TASK TO COMPLETE: Write out the entries verbatim and leave the images out of the copy.

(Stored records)
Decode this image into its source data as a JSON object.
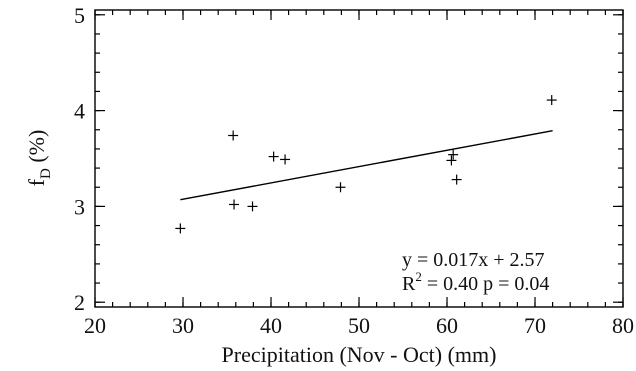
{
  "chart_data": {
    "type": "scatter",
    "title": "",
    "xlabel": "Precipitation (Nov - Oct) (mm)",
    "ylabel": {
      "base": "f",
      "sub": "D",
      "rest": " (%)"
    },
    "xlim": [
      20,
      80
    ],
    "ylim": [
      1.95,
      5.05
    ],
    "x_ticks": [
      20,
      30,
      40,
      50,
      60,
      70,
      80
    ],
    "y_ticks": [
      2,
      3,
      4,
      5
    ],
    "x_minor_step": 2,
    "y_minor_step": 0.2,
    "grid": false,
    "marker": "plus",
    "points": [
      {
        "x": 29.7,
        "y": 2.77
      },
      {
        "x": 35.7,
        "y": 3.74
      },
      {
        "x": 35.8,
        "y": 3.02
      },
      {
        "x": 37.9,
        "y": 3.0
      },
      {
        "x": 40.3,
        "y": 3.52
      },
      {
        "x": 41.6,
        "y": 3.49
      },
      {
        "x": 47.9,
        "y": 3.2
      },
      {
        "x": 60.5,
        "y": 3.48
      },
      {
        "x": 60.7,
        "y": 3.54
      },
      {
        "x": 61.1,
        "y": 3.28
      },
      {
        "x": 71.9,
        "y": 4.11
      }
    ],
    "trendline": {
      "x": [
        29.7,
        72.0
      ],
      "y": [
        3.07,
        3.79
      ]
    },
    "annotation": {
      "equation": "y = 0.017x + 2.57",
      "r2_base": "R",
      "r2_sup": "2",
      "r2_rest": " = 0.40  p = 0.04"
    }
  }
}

WRITTEN REPLY:
Decode this image into its source data as a JSON object.
{
  "chart_data": {
    "type": "scatter",
    "title": "",
    "xlabel": "Precipitation (Nov - Oct) (mm)",
    "ylabel": {
      "base": "f",
      "sub": "D",
      "rest": " (%)"
    },
    "xlim": [
      20,
      80
    ],
    "ylim": [
      1.95,
      5.05
    ],
    "x_ticks": [
      20,
      30,
      40,
      50,
      60,
      70,
      80
    ],
    "y_ticks": [
      2,
      3,
      4,
      5
    ],
    "x_minor_step": 2,
    "y_minor_step": 0.2,
    "grid": false,
    "marker": "plus",
    "points": [
      {
        "x": 29.7,
        "y": 2.77
      },
      {
        "x": 35.7,
        "y": 3.74
      },
      {
        "x": 35.8,
        "y": 3.02
      },
      {
        "x": 37.9,
        "y": 3.0
      },
      {
        "x": 40.3,
        "y": 3.52
      },
      {
        "x": 41.6,
        "y": 3.49
      },
      {
        "x": 47.9,
        "y": 3.2
      },
      {
        "x": 60.5,
        "y": 3.48
      },
      {
        "x": 60.7,
        "y": 3.54
      },
      {
        "x": 61.1,
        "y": 3.28
      },
      {
        "x": 71.9,
        "y": 4.11
      }
    ],
    "trendline": {
      "x": [
        29.7,
        72.0
      ],
      "y": [
        3.07,
        3.79
      ]
    },
    "annotation": {
      "equation": "y = 0.017x + 2.57",
      "r2_base": "R",
      "r2_sup": "2",
      "r2_rest": " = 0.40  p = 0.04"
    }
  }
}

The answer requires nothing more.